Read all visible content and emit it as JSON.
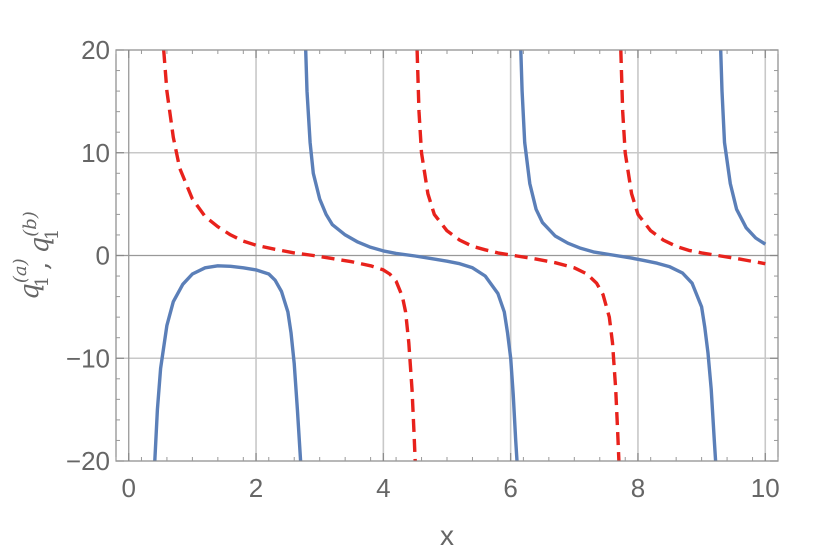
{
  "chart_data": {
    "type": "line",
    "xlabel": "x",
    "ylabel": {
      "parts": [
        {
          "base": "q",
          "sub": "1",
          "sup": "(a)"
        },
        {
          "sep": ","
        },
        {
          "base": "q",
          "sub": "1",
          "sup": "(b)"
        }
      ]
    },
    "xlim": [
      -0.2,
      10.2
    ],
    "ylim": [
      -20,
      20
    ],
    "x_ticks": [
      0,
      2,
      4,
      6,
      8,
      10
    ],
    "x_tick_labels": [
      "0",
      "2",
      "4",
      "6",
      "8",
      "10"
    ],
    "y_ticks": [
      -20,
      -10,
      0,
      10,
      20
    ],
    "y_tick_labels": [
      "−20",
      "−10",
      "0",
      "10",
      "20"
    ],
    "grid": true,
    "series": [
      {
        "color": "#5b7fb8",
        "dash": "solid",
        "points": [
          [
            0.41,
            -20
          ],
          [
            0.45,
            -15
          ],
          [
            0.5,
            -11
          ],
          [
            0.6,
            -6.8
          ],
          [
            0.7,
            -4.5
          ],
          [
            0.85,
            -2.8
          ],
          [
            1.0,
            -1.8
          ],
          [
            1.2,
            -1.2
          ],
          [
            1.4,
            -1.0
          ],
          [
            1.6,
            -1.05
          ],
          [
            1.8,
            -1.2
          ],
          [
            2.0,
            -1.4
          ],
          [
            2.2,
            -1.8
          ],
          [
            2.3,
            -2.4
          ],
          [
            2.4,
            -3.5
          ],
          [
            2.5,
            -5.5
          ],
          [
            2.55,
            -7.5
          ],
          [
            2.6,
            -10.5
          ],
          [
            2.65,
            -15
          ],
          [
            2.7,
            -20
          ],
          null,
          [
            2.78,
            20
          ],
          [
            2.8,
            16
          ],
          [
            2.85,
            11
          ],
          [
            2.9,
            8
          ],
          [
            3.0,
            5.5
          ],
          [
            3.1,
            4
          ],
          [
            3.2,
            3
          ],
          [
            3.4,
            2
          ],
          [
            3.6,
            1.3
          ],
          [
            3.8,
            0.8
          ],
          [
            4.0,
            0.45
          ],
          [
            4.2,
            0.2
          ],
          [
            4.5,
            -0.05
          ],
          [
            4.8,
            -0.35
          ],
          [
            5.0,
            -0.55
          ],
          [
            5.2,
            -0.8
          ],
          [
            5.4,
            -1.2
          ],
          [
            5.6,
            -2.0
          ],
          [
            5.8,
            -3.7
          ],
          [
            5.9,
            -5.5
          ],
          [
            5.95,
            -7.5
          ],
          [
            6.0,
            -10
          ],
          [
            6.04,
            -13.5
          ],
          [
            6.08,
            -18
          ],
          [
            6.1,
            -20
          ],
          null,
          [
            6.16,
            20
          ],
          [
            6.18,
            16
          ],
          [
            6.22,
            11
          ],
          [
            6.3,
            7
          ],
          [
            6.4,
            4.5
          ],
          [
            6.5,
            3.2
          ],
          [
            6.7,
            1.9
          ],
          [
            6.9,
            1.2
          ],
          [
            7.1,
            0.7
          ],
          [
            7.3,
            0.35
          ],
          [
            7.6,
            0.05
          ],
          [
            7.9,
            -0.25
          ],
          [
            8.1,
            -0.5
          ],
          [
            8.3,
            -0.75
          ],
          [
            8.5,
            -1.1
          ],
          [
            8.7,
            -1.7
          ],
          [
            8.85,
            -2.7
          ],
          [
            9.0,
            -5
          ],
          [
            9.05,
            -7
          ],
          [
            9.1,
            -9.5
          ],
          [
            9.15,
            -13
          ],
          [
            9.2,
            -18
          ],
          [
            9.22,
            -20
          ],
          null,
          [
            9.3,
            20
          ],
          [
            9.32,
            16
          ],
          [
            9.36,
            11
          ],
          [
            9.45,
            7
          ],
          [
            9.55,
            4.5
          ],
          [
            9.7,
            2.7
          ],
          [
            9.85,
            1.7
          ],
          [
            10.0,
            1.1
          ]
        ]
      },
      {
        "color": "#e8221c",
        "dash": "dashed",
        "points": [
          [
            0.55,
            20
          ],
          [
            0.6,
            16
          ],
          [
            0.7,
            11.5
          ],
          [
            0.8,
            8.5
          ],
          [
            1.0,
            5.5
          ],
          [
            1.2,
            3.8
          ],
          [
            1.4,
            2.8
          ],
          [
            1.6,
            2.0
          ],
          [
            1.8,
            1.4
          ],
          [
            2.0,
            1.0
          ],
          [
            2.3,
            0.6
          ],
          [
            2.6,
            0.25
          ],
          [
            2.9,
            0.0
          ],
          [
            3.2,
            -0.3
          ],
          [
            3.5,
            -0.6
          ],
          [
            3.8,
            -1.0
          ],
          [
            4.0,
            -1.4
          ],
          [
            4.1,
            -1.8
          ],
          [
            4.2,
            -2.5
          ],
          [
            4.3,
            -4
          ],
          [
            4.35,
            -5.5
          ],
          [
            4.4,
            -8.5
          ],
          [
            4.45,
            -13
          ],
          [
            4.48,
            -17
          ],
          [
            4.5,
            -20
          ],
          null,
          [
            4.53,
            20
          ],
          [
            4.56,
            14
          ],
          [
            4.6,
            10
          ],
          [
            4.7,
            6
          ],
          [
            4.8,
            4
          ],
          [
            5.0,
            2.4
          ],
          [
            5.2,
            1.5
          ],
          [
            5.4,
            0.9
          ],
          [
            5.6,
            0.55
          ],
          [
            5.8,
            0.25
          ],
          [
            6.1,
            -0.05
          ],
          [
            6.4,
            -0.35
          ],
          [
            6.7,
            -0.7
          ],
          [
            7.0,
            -1.2
          ],
          [
            7.2,
            -1.8
          ],
          [
            7.35,
            -2.7
          ],
          [
            7.45,
            -3.8
          ],
          [
            7.55,
            -6
          ],
          [
            7.6,
            -8.5
          ],
          [
            7.65,
            -13
          ],
          [
            7.68,
            -17
          ],
          [
            7.7,
            -20
          ],
          null,
          [
            7.73,
            20
          ],
          [
            7.76,
            14
          ],
          [
            7.8,
            10
          ],
          [
            7.9,
            6
          ],
          [
            8.0,
            4
          ],
          [
            8.2,
            2.4
          ],
          [
            8.4,
            1.5
          ],
          [
            8.6,
            0.9
          ],
          [
            8.8,
            0.5
          ],
          [
            9.0,
            0.25
          ],
          [
            9.3,
            -0.05
          ],
          [
            9.6,
            -0.35
          ],
          [
            10.0,
            -0.8
          ]
        ]
      }
    ]
  }
}
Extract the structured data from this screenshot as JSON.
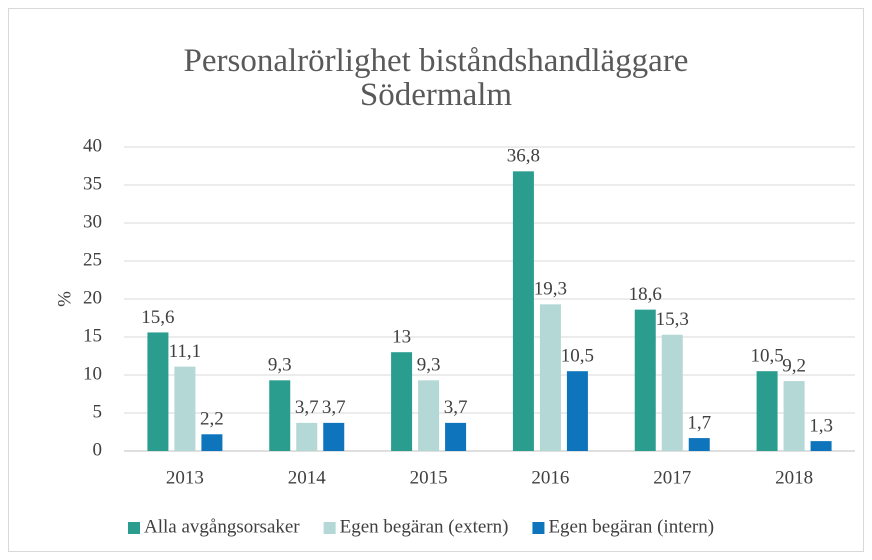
{
  "chart_data": {
    "type": "bar",
    "title": "Personalrörlighet biståndshandläggare Södermalm",
    "y_label": "%",
    "categories": [
      "2013",
      "2014",
      "2015",
      "2016",
      "2017",
      "2018"
    ],
    "series": [
      {
        "name": "Alla avgångsorsaker",
        "color": "#2a9d8f",
        "values": [
          15.6,
          9.3,
          13,
          36.8,
          18.6,
          10.5
        ],
        "value_labels": [
          "15,6",
          "9,3",
          "13",
          "36,8",
          "18,6",
          "10,5"
        ]
      },
      {
        "name": "Egen begäran (extern)",
        "color": "#b4d8d5",
        "values": [
          11.1,
          3.7,
          9.3,
          19.3,
          15.3,
          9.2
        ],
        "value_labels": [
          "11,1",
          "3,7",
          "9,3",
          "19,3",
          "15,3",
          "9,2"
        ]
      },
      {
        "name": "Egen begäran (intern)",
        "color": "#0e75bc",
        "values": [
          2.2,
          3.7,
          3.7,
          10.5,
          1.7,
          1.3
        ],
        "value_labels": [
          "2,2",
          "3,7",
          "3,7",
          "10,5",
          "1,7",
          "1,3"
        ]
      }
    ],
    "ylim": [
      0,
      40
    ],
    "yticks": [
      0,
      5,
      10,
      15,
      20,
      25,
      30,
      35,
      40
    ],
    "grid": true,
    "legend": "bottom"
  }
}
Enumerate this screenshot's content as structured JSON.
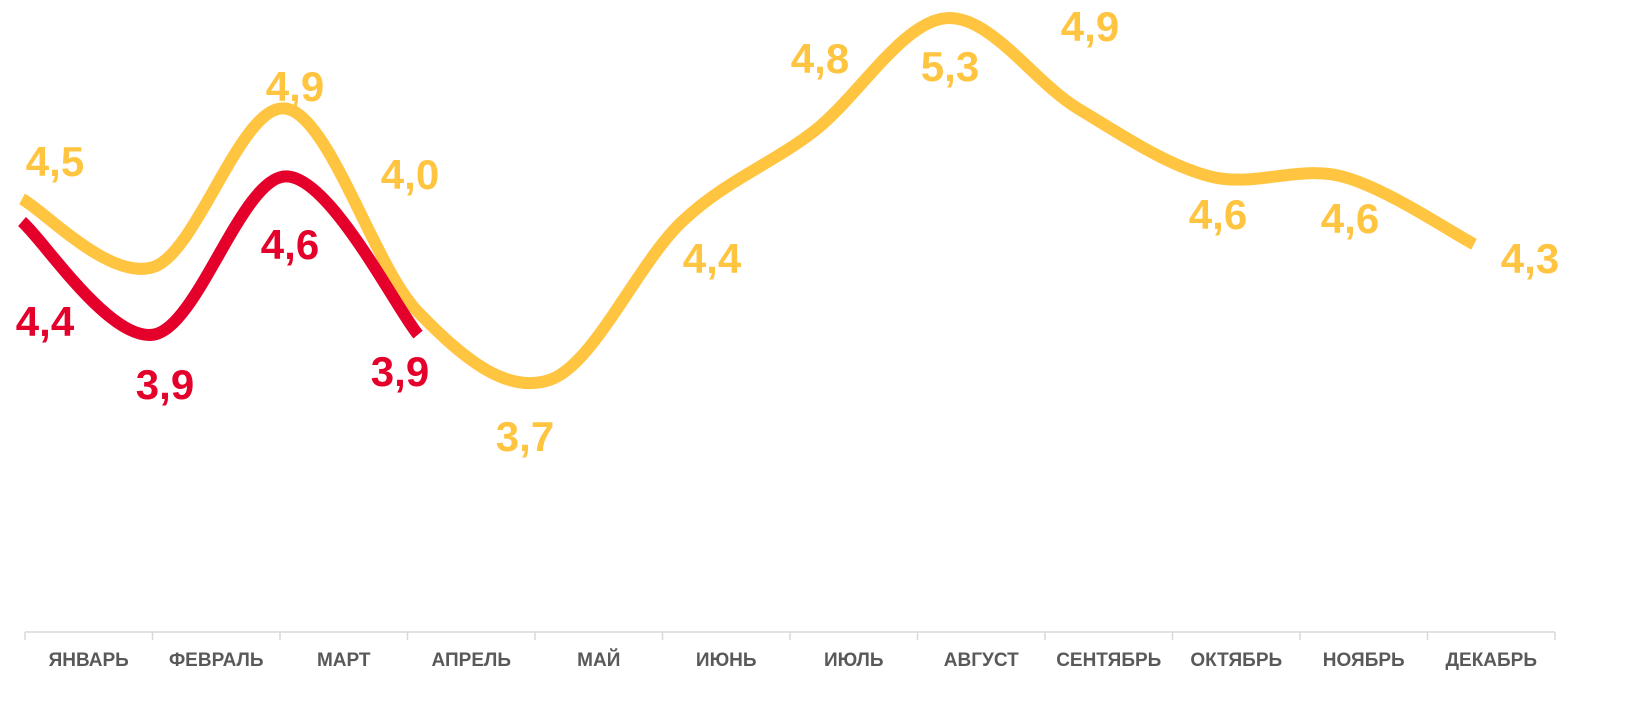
{
  "chart_data": {
    "type": "line",
    "categories": [
      "ЯНВАРЬ",
      "ФЕВРАЛЬ",
      "МАРТ",
      "АПРЕЛЬ",
      "МАЙ",
      "ИЮНЬ",
      "ИЮЛЬ",
      "АВГУСТ",
      "СЕНТЯБРЬ",
      "ОКТЯБРЬ",
      "НОЯБРЬ",
      "ДЕКАБРЬ"
    ],
    "ylim": [
      2.5,
      5.5
    ],
    "series": [
      {
        "color": "#FFC440",
        "values": [
          4.5,
          4.2,
          4.9,
          4.0,
          3.7,
          4.4,
          4.8,
          5.3,
          4.9,
          4.6,
          4.6,
          4.3
        ],
        "value_labels": [
          "4,5",
          null,
          "4,9",
          "4,0",
          "3,7",
          "4,4",
          "4,8",
          "5,3",
          "4,9",
          "4,6",
          "4,6",
          "4,3"
        ]
      },
      {
        "color": "#E4002B",
        "values": [
          4.4,
          3.9,
          4.6,
          3.9,
          null,
          null,
          null,
          null,
          null,
          null,
          null,
          null
        ],
        "value_labels": [
          "4,4",
          "3,9",
          "4,6",
          "3,9",
          null,
          null,
          null,
          null,
          null,
          null,
          null,
          null
        ]
      }
    ]
  }
}
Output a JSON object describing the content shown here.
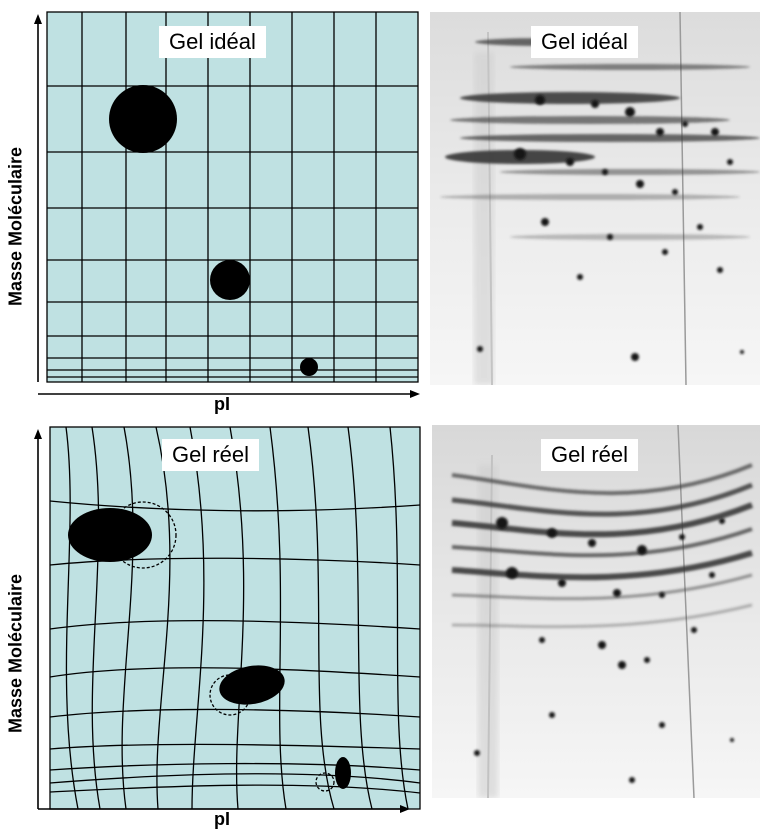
{
  "top": {
    "schema_title": "Gel idéal",
    "photo_title": "Gel idéal",
    "y_axis_label": "Masse Moléculaire",
    "x_axis_label": "pI"
  },
  "bottom": {
    "schema_title": "Gel réel",
    "photo_title": "Gel réel",
    "y_axis_label": "Masse Moléculaire",
    "x_axis_label": "pI"
  },
  "colors": {
    "gel_schema_fill": "#bfe1e2",
    "spot": "#000000",
    "photo_background": "#f4f4f4"
  }
}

^^^^^^^^^^^^^^^^

Look through the data and show every line containing "idéal".

    "schema_title": "Gel idéal",
    "photo_title": "Gel idéal",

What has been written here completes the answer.